begin
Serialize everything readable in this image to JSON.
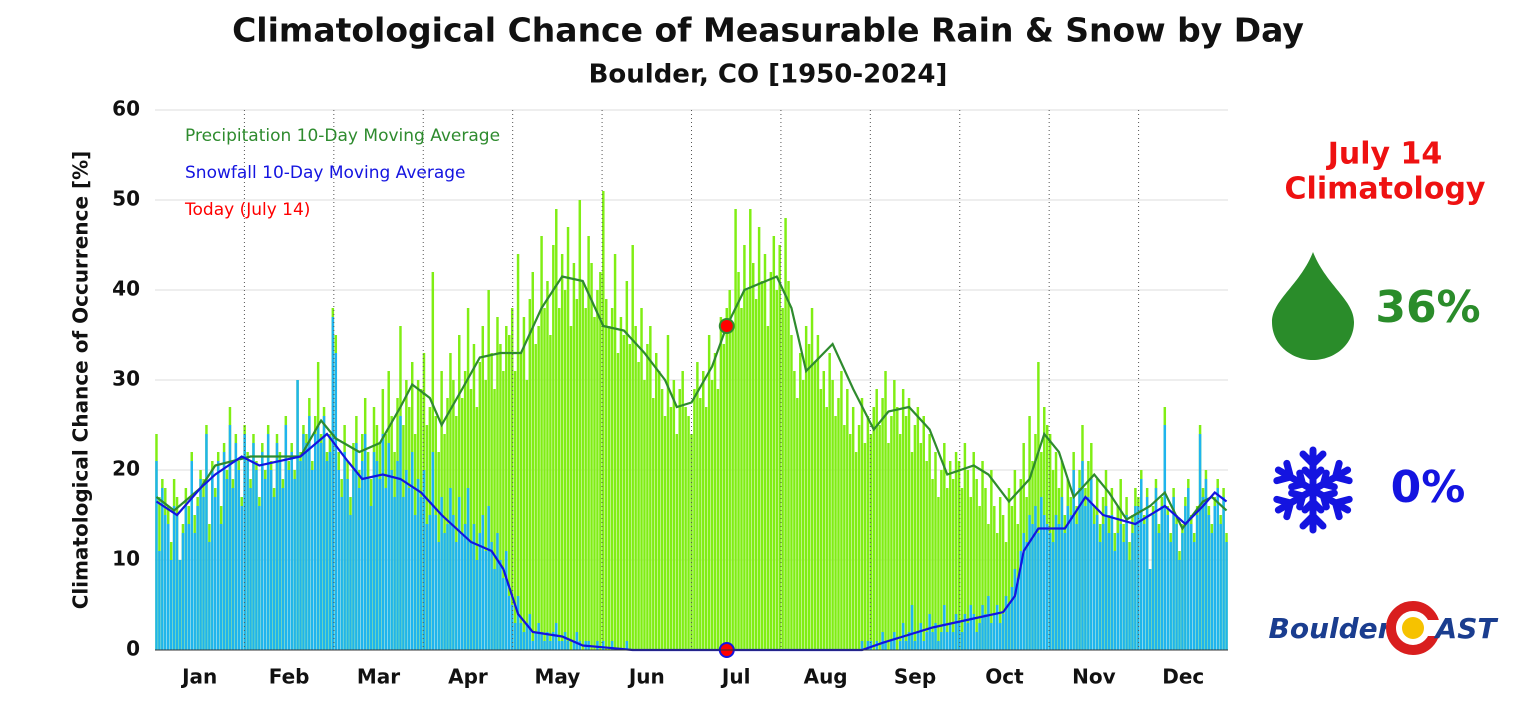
{
  "chart_data": {
    "type": "bar",
    "title": "Climatological Chance of Measurable Rain & Snow by Day",
    "subtitle": "Boulder, CO [1950-2024]",
    "y_label": "Climatological Chance of Occurrence [%]",
    "categories": [
      "Jan",
      "Feb",
      "Mar",
      "Apr",
      "May",
      "Jun",
      "Jul",
      "Aug",
      "Sep",
      "Oct",
      "Nov",
      "Dec"
    ],
    "xlim": [
      0.5,
      365.5
    ],
    "ylim": [
      0,
      60
    ],
    "yticks": [
      0,
      10,
      20,
      30,
      40,
      50,
      60
    ],
    "grid": true,
    "bar_series": [
      {
        "color": "#80ee14",
        "values": [
          24,
          17,
          19,
          18,
          16,
          12,
          19,
          17,
          10,
          14,
          18,
          16,
          22,
          15,
          17,
          20,
          19,
          25,
          14,
          21,
          18,
          22,
          16,
          23,
          20,
          27,
          19,
          24,
          21,
          17,
          25,
          22,
          19,
          24,
          21,
          17,
          23,
          20,
          25,
          21,
          18,
          24,
          22,
          19,
          26,
          21,
          23,
          20,
          30,
          22,
          25,
          24,
          28,
          21,
          26,
          32,
          24,
          27,
          22,
          24,
          38,
          35,
          22,
          19,
          25,
          21,
          17,
          23,
          26,
          20,
          24,
          28,
          22,
          19,
          27,
          25,
          23,
          29,
          24,
          31,
          26,
          22,
          28,
          36,
          25,
          30,
          27,
          32,
          24,
          30,
          29,
          33,
          25,
          27,
          42,
          26,
          22,
          31,
          24,
          28,
          33,
          30,
          26,
          35,
          28,
          31,
          38,
          29,
          34,
          27,
          32,
          36,
          30,
          40,
          33,
          29,
          37,
          34,
          31,
          36,
          35,
          38,
          31,
          44,
          33,
          37,
          30,
          39,
          42,
          34,
          36,
          46,
          38,
          41,
          35,
          45,
          49,
          38,
          44,
          40,
          47,
          36,
          43,
          39,
          50,
          41,
          38,
          46,
          43,
          37,
          40,
          42,
          51,
          39,
          36,
          38,
          44,
          33,
          37,
          35,
          41,
          34,
          45,
          36,
          32,
          38,
          30,
          34,
          36,
          28,
          33,
          31,
          29,
          26,
          35,
          27,
          30,
          24,
          29,
          31,
          27,
          26,
          24,
          29,
          32,
          28,
          31,
          27,
          35,
          30,
          33,
          29,
          37,
          34,
          38,
          40,
          36,
          49,
          42,
          38,
          45,
          40,
          49,
          43,
          39,
          47,
          41,
          44,
          36,
          42,
          46,
          40,
          45,
          38,
          48,
          41,
          35,
          31,
          28,
          33,
          30,
          36,
          34,
          38,
          32,
          35,
          29,
          31,
          27,
          33,
          30,
          26,
          28,
          31,
          25,
          29,
          24,
          27,
          22,
          25,
          28,
          23,
          26,
          24,
          27,
          29,
          25,
          28,
          31,
          23,
          26,
          30,
          27,
          24,
          29,
          26,
          28,
          22,
          25,
          27,
          23,
          26,
          21,
          24,
          19,
          22,
          17,
          20,
          23,
          18,
          21,
          19,
          22,
          21,
          18,
          23,
          20,
          17,
          22,
          19,
          16,
          21,
          18,
          14,
          20,
          16,
          13,
          17,
          15,
          12,
          18,
          16,
          20,
          14,
          19,
          23,
          17,
          26,
          21,
          24,
          32,
          22,
          27,
          25,
          24,
          20,
          22,
          18,
          21,
          15,
          19,
          17,
          22,
          16,
          20,
          25,
          18,
          21,
          23,
          16,
          19,
          14,
          17,
          20,
          15,
          18,
          13,
          16,
          19,
          14,
          17,
          12,
          15,
          18,
          17,
          20,
          15,
          18,
          9,
          16,
          19,
          14,
          17,
          27,
          16,
          13,
          18,
          15,
          11,
          14,
          17,
          19,
          15,
          13,
          16,
          25,
          18,
          20,
          16,
          14,
          17,
          19,
          15,
          18,
          13
        ]
      },
      {
        "color": "#1fb4ee",
        "values": [
          21,
          11,
          18,
          15,
          14,
          10,
          16,
          15,
          10,
          13,
          16,
          14,
          21,
          13,
          16,
          19,
          17,
          24,
          12,
          20,
          17,
          21,
          14,
          22,
          19,
          25,
          18,
          23,
          20,
          16,
          24,
          21,
          18,
          23,
          20,
          16,
          22,
          19,
          24,
          20,
          17,
          23,
          21,
          18,
          25,
          20,
          22,
          19,
          30,
          21,
          24,
          23,
          26,
          20,
          24,
          25,
          23,
          26,
          21,
          22,
          37,
          33,
          20,
          17,
          22,
          19,
          15,
          20,
          23,
          18,
          21,
          24,
          19,
          16,
          22,
          21,
          19,
          24,
          18,
          23,
          20,
          17,
          21,
          26,
          17,
          20,
          18,
          22,
          15,
          19,
          17,
          20,
          14,
          15,
          22,
          15,
          12,
          17,
          13,
          14,
          18,
          15,
          12,
          17,
          13,
          14,
          18,
          12,
          14,
          10,
          13,
          15,
          11,
          16,
          12,
          9,
          13,
          10,
          8,
          11,
          6,
          5,
          3,
          6,
          3,
          2,
          3,
          4,
          1,
          2,
          3,
          2,
          1,
          2,
          1,
          2,
          3,
          1,
          1,
          2,
          1,
          0,
          1,
          2,
          1,
          0,
          1,
          1,
          0,
          0,
          1,
          0,
          1,
          0,
          0,
          1,
          0,
          0,
          0,
          0,
          1,
          0,
          0,
          0,
          0,
          0,
          0,
          0,
          0,
          0,
          0,
          0,
          0,
          0,
          0,
          0,
          0,
          0,
          0,
          0,
          0,
          0,
          0,
          0,
          0,
          0,
          0,
          0,
          0,
          0,
          0,
          0,
          0,
          0,
          0,
          0,
          0,
          0,
          0,
          0,
          0,
          0,
          0,
          0,
          0,
          0,
          0,
          0,
          0,
          0,
          0,
          0,
          0,
          0,
          0,
          0,
          0,
          0,
          0,
          0,
          0,
          0,
          0,
          0,
          0,
          0,
          0,
          0,
          0,
          0,
          0,
          0,
          0,
          0,
          0,
          0,
          0,
          0,
          0,
          0,
          1,
          0,
          1,
          1,
          0,
          1,
          0,
          2,
          1,
          0,
          1,
          2,
          0,
          1,
          3,
          1,
          2,
          5,
          1,
          2,
          3,
          1,
          2,
          4,
          2,
          3,
          1,
          2,
          5,
          2,
          3,
          2,
          4,
          3,
          2,
          4,
          3,
          5,
          4,
          2,
          3,
          5,
          4,
          6,
          3,
          4,
          5,
          3,
          4,
          6,
          5,
          7,
          9,
          8,
          11,
          13,
          12,
          15,
          14,
          16,
          13,
          17,
          15,
          14,
          13,
          12,
          15,
          14,
          17,
          13,
          16,
          15,
          20,
          14,
          18,
          21,
          16,
          17,
          19,
          14,
          15,
          12,
          14,
          16,
          13,
          15,
          11,
          13,
          14,
          12,
          15,
          10,
          13,
          16,
          16,
          19,
          14,
          17,
          9,
          15,
          18,
          13,
          16,
          25,
          15,
          12,
          17,
          14,
          10,
          13,
          16,
          18,
          14,
          12,
          15,
          24,
          17,
          19,
          15,
          13,
          16,
          18,
          14,
          17,
          12
        ]
      }
    ],
    "series": [
      {
        "name": "Precipitation 10-Day Moving Average",
        "color": "#2e8b2e",
        "x": [
          1,
          7,
          16,
          21,
          33,
          50,
          57,
          62,
          70,
          77,
          84,
          88,
          94,
          98,
          105,
          111,
          118,
          125,
          132,
          139,
          146,
          153,
          160,
          167,
          174,
          178,
          183,
          190,
          195,
          201,
          212,
          217,
          222,
          231,
          238,
          245,
          250,
          257,
          264,
          270,
          279,
          284,
          291,
          298,
          303,
          308,
          313,
          320,
          325,
          331,
          339,
          344,
          350,
          357,
          360,
          365
        ],
        "values": [
          17,
          15.5,
          18,
          20.5,
          21.5,
          21.5,
          25.5,
          23.5,
          22,
          23,
          27,
          29.5,
          28,
          25,
          29,
          32.5,
          33,
          33,
          38,
          41.5,
          41,
          36,
          35.5,
          33,
          30,
          27,
          27.5,
          31.5,
          36,
          40,
          41.5,
          38,
          31,
          34,
          29,
          24.5,
          26.5,
          27,
          24.5,
          19.5,
          20.5,
          19.5,
          16.5,
          19,
          24,
          22,
          17,
          19.5,
          17.5,
          14.5,
          16,
          17.5,
          13.5,
          16.5,
          17,
          15.5
        ]
      },
      {
        "name": "Snowfall 10-Day Moving Average",
        "color": "#1414e0",
        "x": [
          1,
          8,
          16,
          21,
          30,
          36,
          50,
          59,
          66,
          71,
          78,
          84,
          91,
          98,
          103,
          108,
          115,
          119,
          124,
          129,
          139,
          146,
          153,
          163,
          241,
          248,
          255,
          265,
          279,
          289,
          293,
          296,
          301,
          310,
          317,
          323,
          334,
          344,
          351,
          357,
          361,
          365
        ],
        "values": [
          16.5,
          15,
          18,
          19.5,
          21.5,
          20.5,
          21.5,
          24,
          21,
          19,
          19.5,
          19,
          17.5,
          15,
          13.5,
          12,
          11,
          9,
          4,
          2,
          1.5,
          0.5,
          0.3,
          0,
          0,
          0.8,
          1.5,
          2.5,
          3.5,
          4.2,
          6,
          11,
          13.5,
          13.5,
          17,
          15,
          14,
          16,
          14,
          16,
          17.5,
          16.5
        ]
      }
    ],
    "marker": {
      "label": "Today (July 14)",
      "color": "#ff0000",
      "x": 195,
      "values": [
        36,
        0
      ]
    }
  },
  "panel": {
    "title": [
      "July 14",
      "Climatology"
    ],
    "rain": {
      "value": 36,
      "label": "36%"
    },
    "snow": {
      "value": 0,
      "label": "0%"
    },
    "brand": [
      "Boulder",
      "AST"
    ]
  }
}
end
▶ **Given instruction**
List each line of the entries that holds the string "Moving".

▶ **Task answer**
        "name": "Precipitation 10-Day Moving Average",
        "name": "Snowfall 10-Day Moving Average",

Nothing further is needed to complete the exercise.